** begin Records for the exercise **

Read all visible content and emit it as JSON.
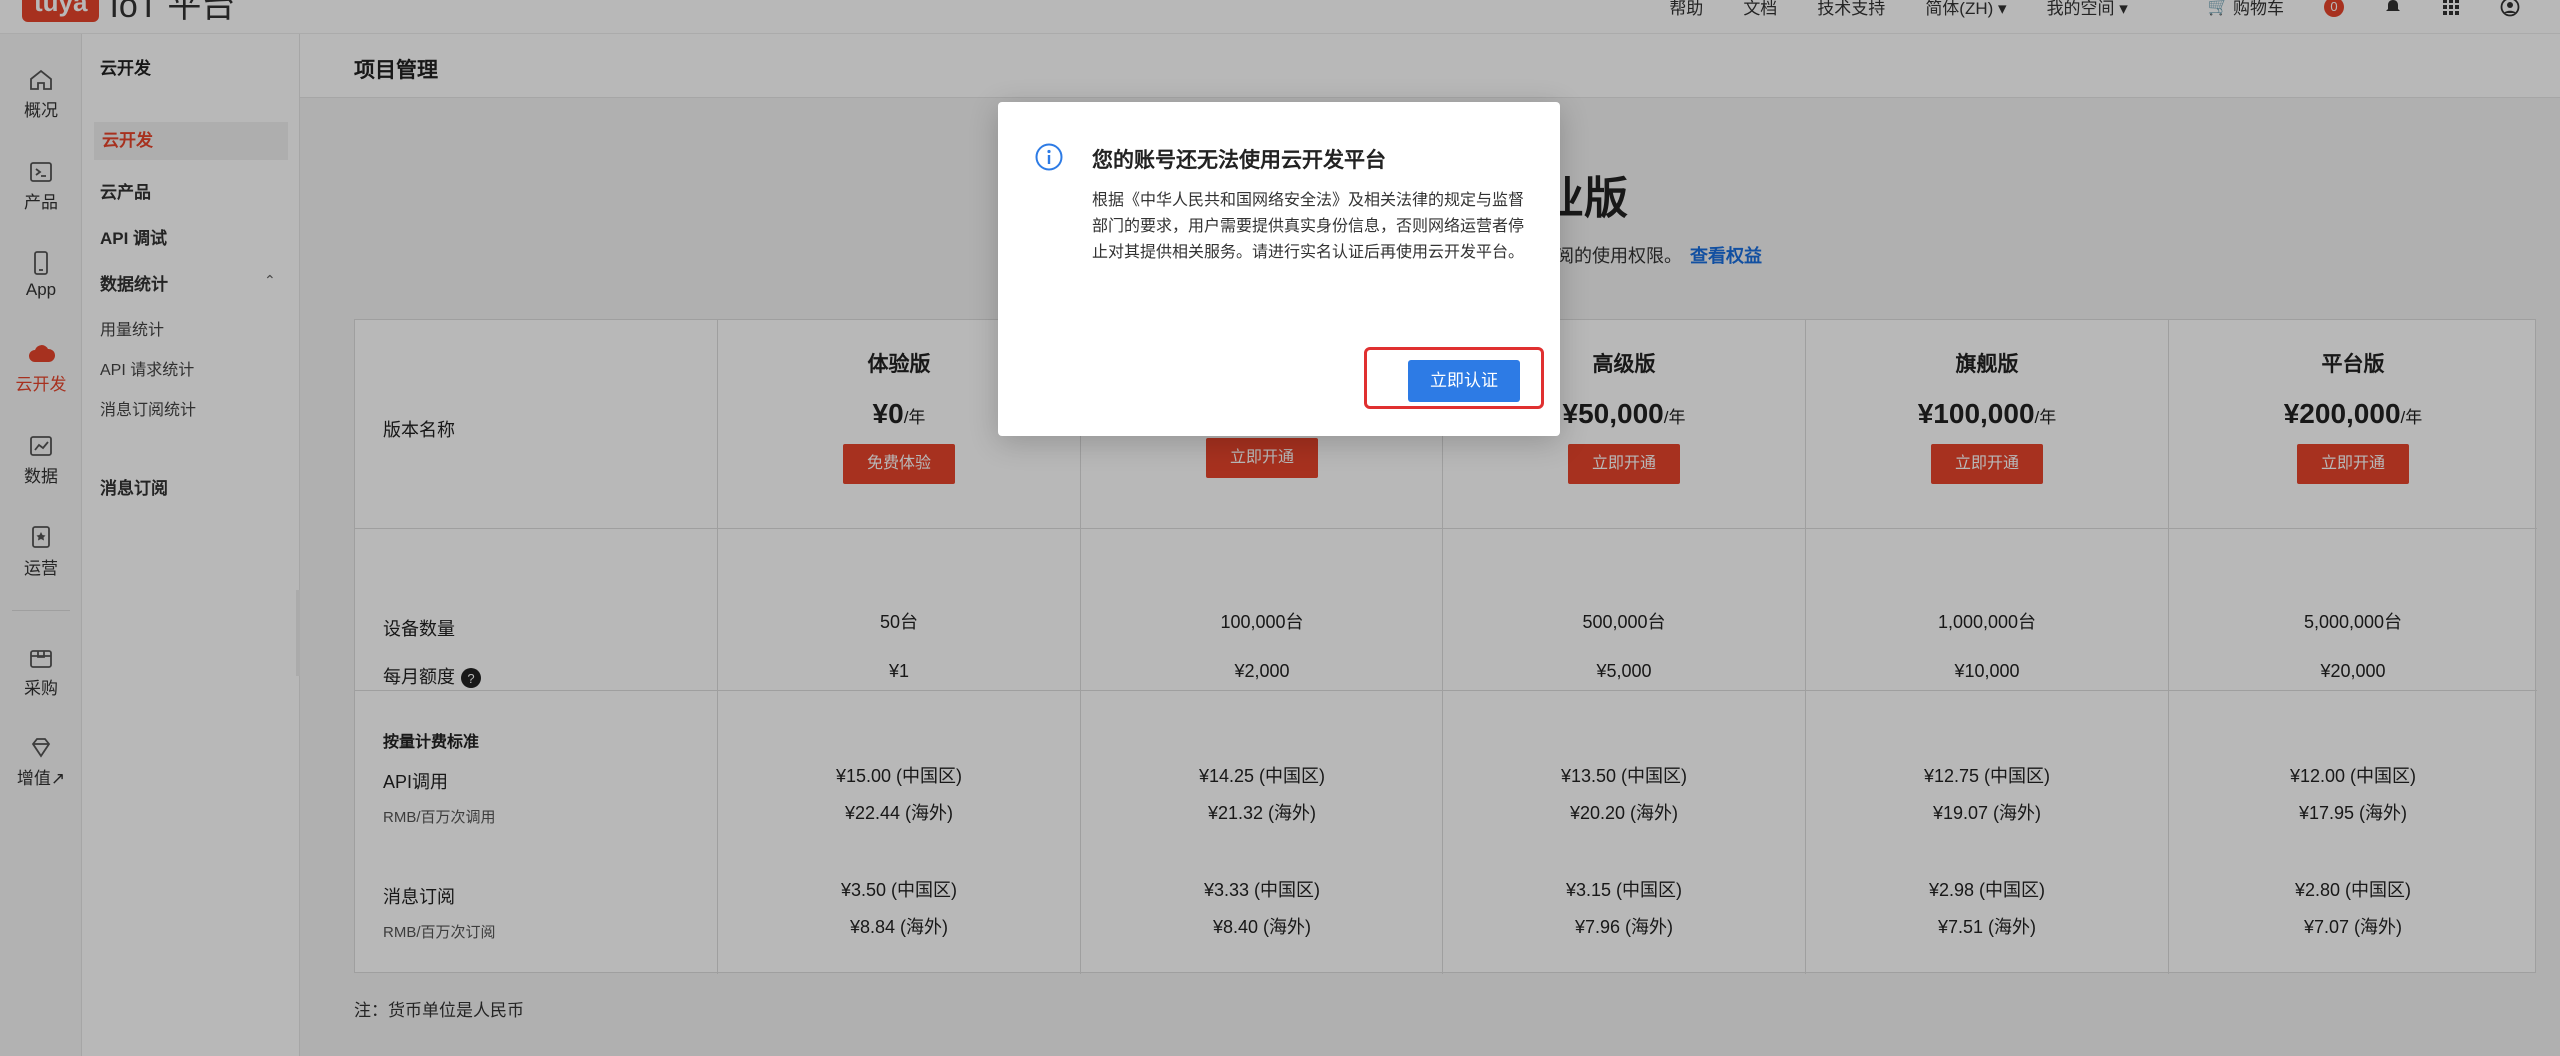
{
  "topbar": {
    "logo_badge": "tuya",
    "logo_text": "IoT 平台",
    "nav": [
      "帮助",
      "文档",
      "技术支持",
      "简体(ZH) ▾",
      "我的空间 ▾"
    ],
    "cart_label": "购物车",
    "cart_count": "0"
  },
  "rail": [
    {
      "label": "概况",
      "icon": "home-icon"
    },
    {
      "label": "产品",
      "icon": "terminal-icon"
    },
    {
      "label": "App",
      "icon": "phone-icon"
    },
    {
      "label": "云开发",
      "icon": "cloud-icon",
      "active": true
    },
    {
      "label": "数据",
      "icon": "chart-icon"
    },
    {
      "label": "运营",
      "icon": "badge-icon"
    },
    {
      "label": "采购",
      "icon": "box-icon"
    },
    {
      "label": "增值↗",
      "icon": "diamond-icon"
    }
  ],
  "sidebar": {
    "title": "云开发",
    "items": [
      "云开发",
      "云产品",
      "API 调试",
      "数据统计"
    ],
    "sub_items": [
      "用量统计",
      "API 请求统计",
      "消息订阅统计"
    ],
    "bottom_item": "消息订阅"
  },
  "main": {
    "title": "项目管理",
    "hero_title": "业版",
    "hero_desc": "订阅的使用权限。",
    "hero_link": "查看权益"
  },
  "pricing": {
    "col_label_name": "版本名称",
    "plans": [
      {
        "name": "体验版",
        "price": "¥0",
        "unit": "/年",
        "button": "免费体验"
      },
      {
        "name": "",
        "price": "",
        "unit": "",
        "button": "立即开通"
      },
      {
        "name": "高级版",
        "price": "¥50,000",
        "unit": "/年",
        "button": "立即开通"
      },
      {
        "name": "旗舰版",
        "price": "¥100,000",
        "unit": "/年",
        "button": "立即开通"
      },
      {
        "name": "平台版",
        "price": "¥200,000",
        "unit": "/年",
        "button": "立即开通"
      }
    ],
    "row_devices_label": "设备数量",
    "row_monthly_label": "每月额度",
    "devices": [
      "50台",
      "100,000台",
      "500,000台",
      "1,000,000台",
      "5,000,000台"
    ],
    "monthly": [
      "¥1",
      "¥2,000",
      "¥5,000",
      "¥10,000",
      "¥20,000"
    ],
    "usage_header": "按量计费标准",
    "api_label": "API调用",
    "api_sub": "RMB/百万次调用",
    "api_cn": [
      "¥15.00 (中国区)",
      "¥14.25 (中国区)",
      "¥13.50 (中国区)",
      "¥12.75 (中国区)",
      "¥12.00 (中国区)"
    ],
    "api_os": [
      "¥22.44 (海外)",
      "¥21.32 (海外)",
      "¥20.20 (海外)",
      "¥19.07 (海外)",
      "¥17.95 (海外)"
    ],
    "msg_label": "消息订阅",
    "msg_sub": "RMB/百万次订阅",
    "msg_cn": [
      "¥3.50 (中国区)",
      "¥3.33 (中国区)",
      "¥3.15 (中国区)",
      "¥2.98 (中国区)",
      "¥2.80 (中国区)"
    ],
    "msg_os": [
      "¥8.84 (海外)",
      "¥8.40 (海外)",
      "¥7.96 (海外)",
      "¥7.51 (海外)",
      "¥7.07 (海外)"
    ],
    "note": "注：货币单位是人民币"
  },
  "modal": {
    "title": "您的账号还无法使用云开发平台",
    "body": "根据《中华人民共和国网络安全法》及相关法律的规定与监督部门的要求，用户需要提供真实身份信息，否则网络运营者停止对其提供相关服务。请进行实名认证后再使用云开发平台。",
    "button": "立即认证"
  },
  "colors": {
    "accent": "#e8452c",
    "primary_button": "#2d7be5",
    "highlight_border": "#e03030"
  }
}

** end Records for the exercise **

» **Instructions for the task**: Retype the records exactly. Any image in them should not appear in what you write.

» **Expected answer**:
Read all visible content and emit it as JSON.
{
  "topbar": {
    "logo_badge": "tuya",
    "logo_text": "IoT 平台",
    "nav": [
      "帮助",
      "文档",
      "技术支持",
      "简体(ZH) ▾",
      "我的空间 ▾"
    ],
    "cart_label": "购物车",
    "cart_count": "0"
  },
  "rail": [
    {
      "label": "概况",
      "icon": "home-icon"
    },
    {
      "label": "产品",
      "icon": "terminal-icon"
    },
    {
      "label": "App",
      "icon": "phone-icon"
    },
    {
      "label": "云开发",
      "icon": "cloud-icon",
      "active": true
    },
    {
      "label": "数据",
      "icon": "chart-icon"
    },
    {
      "label": "运营",
      "icon": "badge-icon"
    },
    {
      "label": "采购",
      "icon": "box-icon"
    },
    {
      "label": "增值↗",
      "icon": "diamond-icon"
    }
  ],
  "sidebar": {
    "title": "云开发",
    "items": [
      "云开发",
      "云产品",
      "API 调试",
      "数据统计"
    ],
    "sub_items": [
      "用量统计",
      "API 请求统计",
      "消息订阅统计"
    ],
    "bottom_item": "消息订阅"
  },
  "main": {
    "title": "项目管理",
    "hero_title": "业版",
    "hero_desc": "订阅的使用权限。",
    "hero_link": "查看权益"
  },
  "pricing": {
    "col_label_name": "版本名称",
    "plans": [
      {
        "name": "体验版",
        "price": "¥0",
        "unit": "/年",
        "button": "免费体验"
      },
      {
        "name": "",
        "price": "",
        "unit": "",
        "button": "立即开通"
      },
      {
        "name": "高级版",
        "price": "¥50,000",
        "unit": "/年",
        "button": "立即开通"
      },
      {
        "name": "旗舰版",
        "price": "¥100,000",
        "unit": "/年",
        "button": "立即开通"
      },
      {
        "name": "平台版",
        "price": "¥200,000",
        "unit": "/年",
        "button": "立即开通"
      }
    ],
    "row_devices_label": "设备数量",
    "row_monthly_label": "每月额度",
    "devices": [
      "50台",
      "100,000台",
      "500,000台",
      "1,000,000台",
      "5,000,000台"
    ],
    "monthly": [
      "¥1",
      "¥2,000",
      "¥5,000",
      "¥10,000",
      "¥20,000"
    ],
    "usage_header": "按量计费标准",
    "api_label": "API调用",
    "api_sub": "RMB/百万次调用",
    "api_cn": [
      "¥15.00 (中国区)",
      "¥14.25 (中国区)",
      "¥13.50 (中国区)",
      "¥12.75 (中国区)",
      "¥12.00 (中国区)"
    ],
    "api_os": [
      "¥22.44 (海外)",
      "¥21.32 (海外)",
      "¥20.20 (海外)",
      "¥19.07 (海外)",
      "¥17.95 (海外)"
    ],
    "msg_label": "消息订阅",
    "msg_sub": "RMB/百万次订阅",
    "msg_cn": [
      "¥3.50 (中国区)",
      "¥3.33 (中国区)",
      "¥3.15 (中国区)",
      "¥2.98 (中国区)",
      "¥2.80 (中国区)"
    ],
    "msg_os": [
      "¥8.84 (海外)",
      "¥8.40 (海外)",
      "¥7.96 (海外)",
      "¥7.51 (海外)",
      "¥7.07 (海外)"
    ],
    "note": "注：货币单位是人民币"
  },
  "modal": {
    "title": "您的账号还无法使用云开发平台",
    "body": "根据《中华人民共和国网络安全法》及相关法律的规定与监督部门的要求，用户需要提供真实身份信息，否则网络运营者停止对其提供相关服务。请进行实名认证后再使用云开发平台。",
    "button": "立即认证"
  },
  "colors": {
    "accent": "#e8452c",
    "primary_button": "#2d7be5",
    "highlight_border": "#e03030"
  }
}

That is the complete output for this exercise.